• Aim
Copy every line of the listing exactly.

• Record excerpts
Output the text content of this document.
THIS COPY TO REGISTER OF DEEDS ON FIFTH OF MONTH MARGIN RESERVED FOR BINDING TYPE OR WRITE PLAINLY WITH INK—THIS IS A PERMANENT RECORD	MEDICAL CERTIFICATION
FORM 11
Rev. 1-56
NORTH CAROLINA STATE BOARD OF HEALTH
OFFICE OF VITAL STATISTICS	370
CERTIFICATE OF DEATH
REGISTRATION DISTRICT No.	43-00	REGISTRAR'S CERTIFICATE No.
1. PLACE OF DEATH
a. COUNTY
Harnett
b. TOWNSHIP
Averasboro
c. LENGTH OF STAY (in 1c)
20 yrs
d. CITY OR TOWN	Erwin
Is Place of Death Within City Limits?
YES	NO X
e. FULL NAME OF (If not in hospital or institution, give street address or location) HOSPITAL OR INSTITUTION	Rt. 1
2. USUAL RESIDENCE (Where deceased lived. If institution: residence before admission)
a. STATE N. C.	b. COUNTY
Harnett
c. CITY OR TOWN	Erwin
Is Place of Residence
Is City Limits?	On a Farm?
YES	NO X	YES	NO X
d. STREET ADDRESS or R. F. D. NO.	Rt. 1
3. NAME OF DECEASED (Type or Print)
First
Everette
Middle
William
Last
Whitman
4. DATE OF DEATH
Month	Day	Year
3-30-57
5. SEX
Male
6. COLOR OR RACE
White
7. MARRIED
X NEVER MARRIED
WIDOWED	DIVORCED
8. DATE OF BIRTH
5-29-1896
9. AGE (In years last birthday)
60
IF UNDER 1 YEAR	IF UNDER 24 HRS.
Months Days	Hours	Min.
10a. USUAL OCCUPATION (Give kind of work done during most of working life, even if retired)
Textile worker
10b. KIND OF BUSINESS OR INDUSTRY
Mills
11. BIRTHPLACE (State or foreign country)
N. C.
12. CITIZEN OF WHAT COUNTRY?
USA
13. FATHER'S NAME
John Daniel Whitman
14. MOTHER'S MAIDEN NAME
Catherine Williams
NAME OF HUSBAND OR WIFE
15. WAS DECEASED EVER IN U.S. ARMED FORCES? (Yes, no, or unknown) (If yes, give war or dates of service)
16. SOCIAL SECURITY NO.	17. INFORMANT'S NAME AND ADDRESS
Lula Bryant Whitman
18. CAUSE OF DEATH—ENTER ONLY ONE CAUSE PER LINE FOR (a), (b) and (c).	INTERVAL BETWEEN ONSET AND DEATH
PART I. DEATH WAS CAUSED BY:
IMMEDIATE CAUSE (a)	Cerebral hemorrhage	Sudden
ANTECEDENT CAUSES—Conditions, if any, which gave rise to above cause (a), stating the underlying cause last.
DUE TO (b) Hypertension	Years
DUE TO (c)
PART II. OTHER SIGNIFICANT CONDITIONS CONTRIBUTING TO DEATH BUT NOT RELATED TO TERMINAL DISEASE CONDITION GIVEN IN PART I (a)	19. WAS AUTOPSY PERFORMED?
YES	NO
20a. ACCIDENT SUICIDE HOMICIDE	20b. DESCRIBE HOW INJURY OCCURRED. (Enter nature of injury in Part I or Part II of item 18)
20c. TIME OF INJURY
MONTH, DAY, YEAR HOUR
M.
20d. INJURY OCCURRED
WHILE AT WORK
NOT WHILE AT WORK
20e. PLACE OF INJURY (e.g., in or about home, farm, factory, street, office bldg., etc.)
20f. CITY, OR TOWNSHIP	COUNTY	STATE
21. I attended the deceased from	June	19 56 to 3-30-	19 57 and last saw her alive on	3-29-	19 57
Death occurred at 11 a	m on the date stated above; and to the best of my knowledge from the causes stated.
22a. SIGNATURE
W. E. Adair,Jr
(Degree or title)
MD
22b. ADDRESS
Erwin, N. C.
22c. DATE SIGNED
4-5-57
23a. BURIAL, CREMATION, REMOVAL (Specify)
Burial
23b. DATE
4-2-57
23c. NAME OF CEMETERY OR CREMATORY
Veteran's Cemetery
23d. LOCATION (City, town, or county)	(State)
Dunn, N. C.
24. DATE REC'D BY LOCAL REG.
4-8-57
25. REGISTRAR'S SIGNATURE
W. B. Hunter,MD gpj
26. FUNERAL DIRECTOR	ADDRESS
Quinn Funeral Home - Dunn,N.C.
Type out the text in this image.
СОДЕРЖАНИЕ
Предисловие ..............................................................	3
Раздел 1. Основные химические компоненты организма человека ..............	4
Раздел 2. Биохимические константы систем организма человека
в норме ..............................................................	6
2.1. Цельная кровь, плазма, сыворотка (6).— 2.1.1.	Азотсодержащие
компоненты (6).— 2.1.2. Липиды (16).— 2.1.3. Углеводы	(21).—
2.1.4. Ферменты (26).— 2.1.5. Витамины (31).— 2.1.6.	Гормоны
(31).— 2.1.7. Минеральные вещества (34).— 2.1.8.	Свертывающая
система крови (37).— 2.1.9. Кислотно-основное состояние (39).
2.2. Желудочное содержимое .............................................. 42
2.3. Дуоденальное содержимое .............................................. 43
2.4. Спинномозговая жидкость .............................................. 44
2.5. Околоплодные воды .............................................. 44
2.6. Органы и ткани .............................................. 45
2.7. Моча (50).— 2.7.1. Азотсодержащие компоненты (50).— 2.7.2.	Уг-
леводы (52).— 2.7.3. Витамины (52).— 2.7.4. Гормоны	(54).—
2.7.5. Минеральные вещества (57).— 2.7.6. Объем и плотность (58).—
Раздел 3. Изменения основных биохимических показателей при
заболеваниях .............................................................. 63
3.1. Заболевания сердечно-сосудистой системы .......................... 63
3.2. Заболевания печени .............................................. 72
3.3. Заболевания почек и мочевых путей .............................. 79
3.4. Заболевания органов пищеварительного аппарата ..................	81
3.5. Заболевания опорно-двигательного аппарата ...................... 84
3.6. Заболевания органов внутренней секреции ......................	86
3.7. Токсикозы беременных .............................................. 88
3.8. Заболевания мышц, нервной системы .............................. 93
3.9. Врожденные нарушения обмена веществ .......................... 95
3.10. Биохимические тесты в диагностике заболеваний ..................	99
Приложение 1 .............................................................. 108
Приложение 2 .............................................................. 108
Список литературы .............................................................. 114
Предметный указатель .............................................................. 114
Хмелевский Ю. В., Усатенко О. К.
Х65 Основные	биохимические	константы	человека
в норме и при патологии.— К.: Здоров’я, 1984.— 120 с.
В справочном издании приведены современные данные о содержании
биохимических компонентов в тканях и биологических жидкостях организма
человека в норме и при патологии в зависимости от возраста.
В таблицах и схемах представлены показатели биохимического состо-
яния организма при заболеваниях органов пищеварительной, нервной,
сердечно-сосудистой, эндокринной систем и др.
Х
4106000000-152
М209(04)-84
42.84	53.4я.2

• Written response
Output the text content of this document.
THIS COPY TO REGISTER OF DEEDS ON FIFTH OF MONTH MARGIN RESERVED FOR BINDING TYPE OR WRITE PLAINLY WITH INK—THIS IS A PERMANENT RECORD	MEDICAL CERTIFICATION
FORM 11
Rev. 1-56
NORTH CAROLINA STATE BOARD OF HEALTH
OFFICE OF VITAL STATISTICS	370
CERTIFICATE OF DEATH
REGISTRATION DISTRICT No.	43-00	REGISTRAR'S CERTIFICATE No.
1. PLACE OF DEATH
a. COUNTY
Harnett
b. TOWNSHIP
Averasboro
c. LENGTH OF STAY (in 1c)
20 yrs
d. CITY OR TOWN	Erwin
Is Place of Death Within City Limits?
YES	NO X
e. FULL NAME OF (If not in hospital or institution, give street address or location) HOSPITAL OR INSTITUTION	Rt. 1
2. USUAL RESIDENCE (Where deceased lived. If institution: residence before admission)
a. STATE N. C.	b. COUNTY
Harnett
c. CITY OR TOWN	Erwin
Is Place of Residence
Is City Limits?	On a Farm?
YES	NO X	YES	NO X
d. STREET ADDRESS or R. F. D. NO.	Rt. 1
3. NAME OF DECEASED (Type or Print)
First
Everette
Middle
William
Last
Whitman
4. DATE OF DEATH
Month	Day	Year
3-30-57
5. SEX
Male
6. COLOR OR RACE
White
7. MARRIED
X NEVER MARRIED
WIDOWED	DIVORCED
8. DATE OF BIRTH
5-29-1896
9. AGE (In years last birthday)
60
IF UNDER 1 YEAR	IF UNDER 24 HRS.
Months Days	Hours	Min.
10a. USUAL OCCUPATION (Give kind of work done during most of working life, even if retired)
Textile worker
10b. KIND OF BUSINESS OR INDUSTRY
Mills
11. BIRTHPLACE (State or foreign country)
N. C.
12. CITIZEN OF WHAT COUNTRY?
USA
13. FATHER'S NAME
John Daniel Whitman
14. MOTHER'S MAIDEN NAME
Catherine Williams
NAME OF HUSBAND OR WIFE
15. WAS DECEASED EVER IN U.S. ARMED FORCES? (Yes, no, or unknown) (If yes, give war or dates of service)
16. SOCIAL SECURITY NO.	17. INFORMANT'S NAME AND ADDRESS
Lula Bryant Whitman
18. CAUSE OF DEATH—ENTER ONLY ONE CAUSE PER LINE FOR (a), (b) and (c).	INTERVAL BETWEEN ONSET AND DEATH
PART I. DEATH WAS CAUSED BY:
IMMEDIATE CAUSE (a)	Cerebral hemorrhage	Sudden
ANTECEDENT CAUSES—Conditions, if any, which gave rise to above cause (a), stating the underlying cause last.
DUE TO (b) Hypertension	Years
DUE TO (c)
PART II. OTHER SIGNIFICANT CONDITIONS CONTRIBUTING TO DEATH BUT NOT RELATED TO TERMINAL DISEASE CONDITION GIVEN IN PART I (a)	19. WAS AUTOPSY PERFORMED?
YES	NO
20a. ACCIDENT SUICIDE HOMICIDE	20b. DESCRIBE HOW INJURY OCCURRED. (Enter nature of injury in Part I or Part II of item 18)
20c. TIME OF INJURY
MONTH, DAY, YEAR HOUR
M.
20d. INJURY OCCURRED
WHILE AT WORK
NOT WHILE AT WORK
20e. PLACE OF INJURY (e.g., in or about home, farm, factory, street, office bldg., etc.)
20f. CITY, OR TOWNSHIP	COUNTY	STATE
21. I attended the deceased from	June	19 56 to 3-30-	19 57 and last saw her alive on	3-29-	19 57
Death occurred at 11 a	m on the date stated above; and to the best of my knowledge from the causes stated.
22a. SIGNATURE
W. E. Adair,Jr
(Degree or title)
MD
22b. ADDRESS
Erwin, N. C.
22c. DATE SIGNED
4-5-57
23a. BURIAL, CREMATION, REMOVAL (Specify)
Burial
23b. DATE
4-2-57
23c. NAME OF CEMETERY OR CREMATORY
Veteran's Cemetery
23d. LOCATION (City, town, or county)	(State)
Dunn, N. C.
24. DATE REC'D BY LOCAL REG.
4-8-57
25. REGISTRAR'S SIGNATURE
W. B. Hunter,MD gpj
26. FUNERAL DIRECTOR	ADDRESS
Quinn Funeral Home - Dunn,N.C.
Type out the text in this image.
СОДЕРЖАНИЕ
Предисловие ..............................................................	3
Раздел 1. Основные химические компоненты организма человека ..............	4
Раздел 2. Биохимические константы систем организма человека
в норме ..............................................................	6
2.1. Цельная кровь, плазма, сыворотка (6).— 2.1.1.	Азотсодержащие
компоненты (6).— 2.1.2. Липиды (16).— 2.1.3. Углеводы	(21).—
2.1.4. Ферменты (26).— 2.1.5. Витамины (31).— 2.1.6.	Гормоны
(31).— 2.1.7. Минеральные вещества (34).— 2.1.8.	Свертывающая
система крови (37).— 2.1.9. Кислотно-основное состояние (39).
2.2. Желудочное содержимое .............................................. 42
2.3. Дуоденальное содержимое .............................................. 43
2.4. Спинномозговая жидкость .............................................. 44
2.5. Околоплодные воды .............................................. 44
2.6. Органы и ткани .............................................. 45
2.7. Моча (50).— 2.7.1. Азотсодержащие компоненты (50).— 2.7.2.	Уг-
леводы (52).— 2.7.3. Витамины (52).— 2.7.4. Гормоны	(54).—
2.7.5. Минеральные вещества (57).— 2.7.6. Объем и плотность (58).—
Раздел 3. Изменения основных биохимических показателей при
заболеваниях .............................................................. 63
3.1. Заболевания сердечно-сосудистой системы .......................... 63
3.2. Заболевания печени .............................................. 72
3.3. Заболевания почек и мочевых путей .............................. 79
3.4. Заболевания органов пищеварительного аппарата ..................	81
3.5. Заболевания опорно-двигательного аппарата ...................... 84
3.6. Заболевания органов внутренней секреции ......................	86
3.7. Токсикозы беременных .............................................. 88
3.8. Заболевания мышц, нервной системы .............................. 93
3.9. Врожденные нарушения обмена веществ .......................... 95
3.10. Биохимические тесты в диагностике заболеваний ..................	99
Приложение 1 .............................................................. 108
Приложение 2 .............................................................. 108
Список литературы .............................................................. 114
Предметный указатель .............................................................. 114
Хмелевский Ю. В., Усатенко О. К.
Х65 Основные	биохимические	константы	человека
в норме и при патологии.— К.: Здоров’я, 1984.— 120 с.
В справочном издании приведены современные данные о содержании
биохимических компонентов в тканях и биологических жидкостях организма
человека в норме и при патологии в зависимости от возраста.
В таблицах и схемах представлены показатели биохимического состо-
яния организма при заболеваниях органов пищеварительной, нервной,
сердечно-сосудистой, эндокринной систем и др.
Х
4106000000-152
М209(04)-84
42.84	53.4я.2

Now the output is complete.